■ Cosa fare
Prosegui il testo sull'urbanistica partecipata a Filadelfia dopo l'ultima frase riportata.

■ Estratto della fonte
+===+

Terzo, all’apparire in campo delle ruspe, quando iniziano materialmente le trasformazioni, gli abitanti abbandonano lo scetticismo. Se hanno compreso il piano nel suo insieme, allora ne vedono le prospettive di miglioramento sostanziale, e cresce la loro identificazione. Identificazione che in senso allargato rilancia il potenziale di intervento diretto dell’area, con altri proprietari e inquilini spinti a investire energie anche nelle aree non direttamente interessate dai progetti. Così, per ogni dollaro investito in demolizioni ci sono altri dollari di privati negli interventi di manutenzione e miglioramento nelle aree adiacenti, si estende la superficie di reazione al degrado, sia per quanto riguarda i valori immobiliari che nel morale dei cittadini.
Urbanistica con la gente
Posto che questi siano obiettivi auspicabili, passiamo a vedere più in particolare come si possano attuare. L’idea di pianificare con la gente, a cui sono orientati in maggioranza gli urbanisti, presenta complessi problemi di traduzione in pratica. A Filadelfia abbiamo sperimentato due metodi, che in entrambi i casi consideriamo sbagliati, prima di riuscire a passare a un terzo che riteniamo abbia forte potenzialità. Prima credevamo che fossero direttamente i cittadini a sapere di cosa aveva bisogno il loro quartiere, e quindi fossero loro a dove redigere il piano. Si è provato in una zona a sud di Filadelfia, secondo i brillanti auspici del Citizens’ Council on City Planning. Un processo molto coerente, gruppi di lavoro composti, partecipazione onesta, riunioni a scala di isolato in cui gli abitanti hanno discusso le proprie idee.

+===+

■ Dati mostrati
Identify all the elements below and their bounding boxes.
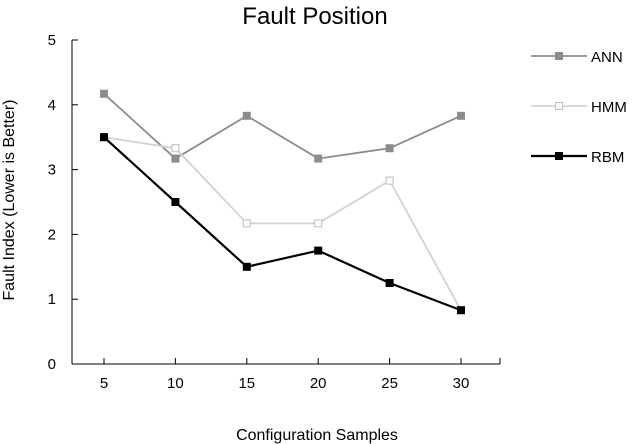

+===+

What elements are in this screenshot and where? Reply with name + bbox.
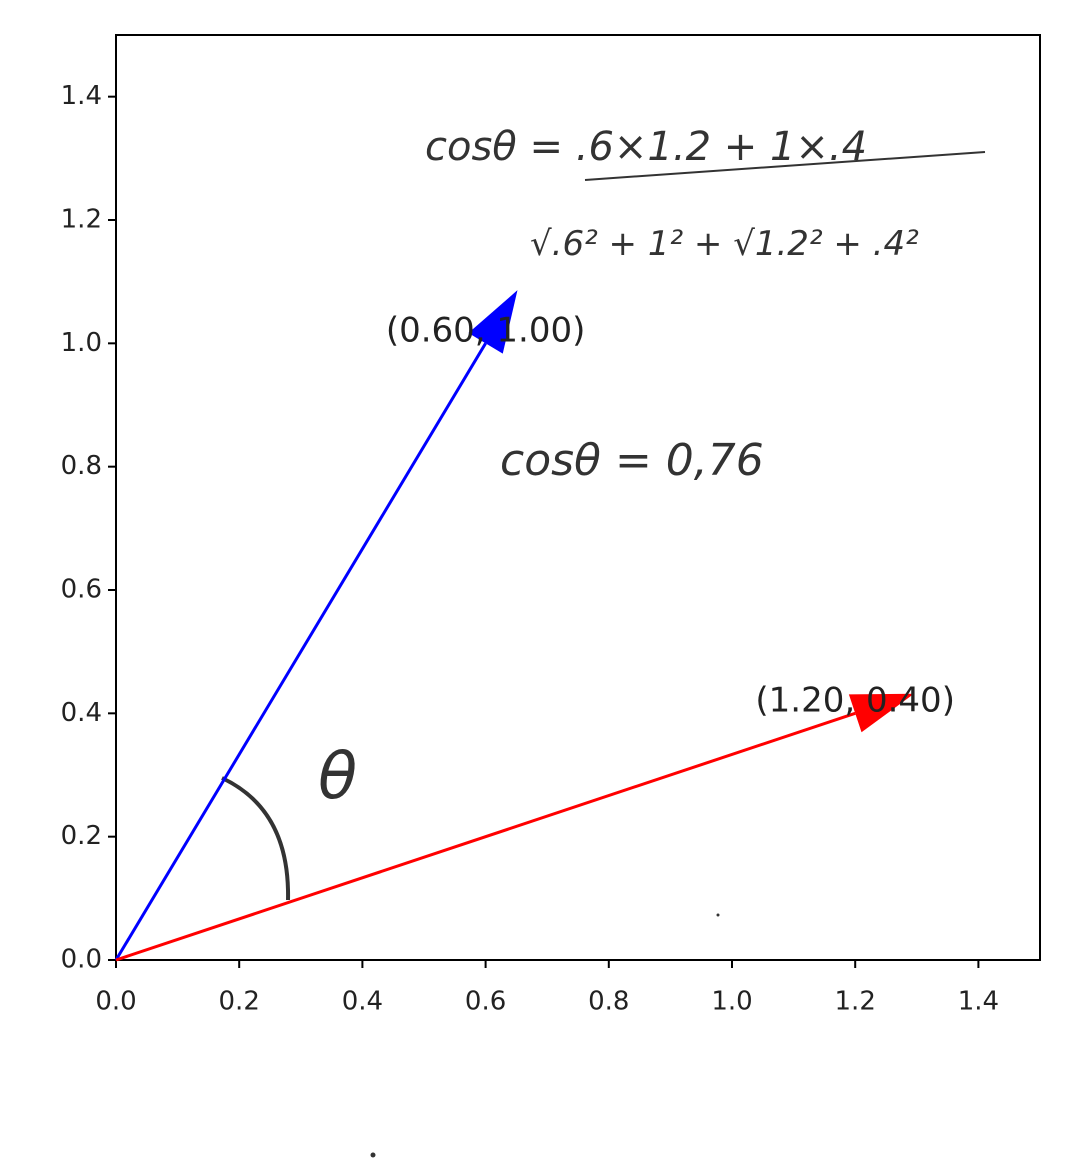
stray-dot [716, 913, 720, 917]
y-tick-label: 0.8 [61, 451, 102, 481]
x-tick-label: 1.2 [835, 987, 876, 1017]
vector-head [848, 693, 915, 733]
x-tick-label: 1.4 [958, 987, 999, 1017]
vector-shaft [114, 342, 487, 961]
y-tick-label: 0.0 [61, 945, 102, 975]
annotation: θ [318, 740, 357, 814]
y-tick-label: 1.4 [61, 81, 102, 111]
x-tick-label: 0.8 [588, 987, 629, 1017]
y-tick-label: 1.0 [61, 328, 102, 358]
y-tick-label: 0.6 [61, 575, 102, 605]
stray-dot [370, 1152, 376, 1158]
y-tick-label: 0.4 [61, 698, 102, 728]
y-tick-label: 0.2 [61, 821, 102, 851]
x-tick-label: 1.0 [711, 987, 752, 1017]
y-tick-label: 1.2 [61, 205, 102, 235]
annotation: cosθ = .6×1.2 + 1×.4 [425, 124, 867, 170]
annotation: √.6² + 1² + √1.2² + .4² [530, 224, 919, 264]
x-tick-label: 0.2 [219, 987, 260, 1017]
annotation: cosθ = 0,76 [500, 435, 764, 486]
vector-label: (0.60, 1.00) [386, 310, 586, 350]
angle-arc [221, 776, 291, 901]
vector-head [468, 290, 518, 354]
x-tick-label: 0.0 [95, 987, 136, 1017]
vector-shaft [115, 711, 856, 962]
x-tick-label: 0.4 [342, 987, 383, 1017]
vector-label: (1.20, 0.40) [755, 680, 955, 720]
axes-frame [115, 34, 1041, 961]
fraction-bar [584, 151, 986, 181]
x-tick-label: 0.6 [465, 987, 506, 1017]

+===+

■ Risposta attesa
Il progetto definitivo presentato così alla Commissione Urbanistica cittadina presentava carenze dal punto di vista tecnico. Per certi versi era molto particolareggiato, conteneva spunti estremamente utili sull’illuminazione delle vie, la segnaletica stradale, ma non era certo un progetto adeguato. Per altri versi era molto ampio, raccomandava grosse demolizioni per un parco e definiva ampie zone di riqualificazione e trasformazione. Questo piano di fatto è un ostacolo da superare, per ricostruire rapporti fra la Commissione e i quartieri, dato che le modifiche tecniche suggerite possono apparire contrarie agli orientamenti espressi. Tenendo conto dell’esperienza, così, la Commissione ha tentato la strada opposta. Per la zona di East Poplar ha predisposto da sola un piano completo e tecnicamente ineccepibile, con poche consultazioni preventive coi cittadini. Un piano presentato poi in quella forma ai consigli locali.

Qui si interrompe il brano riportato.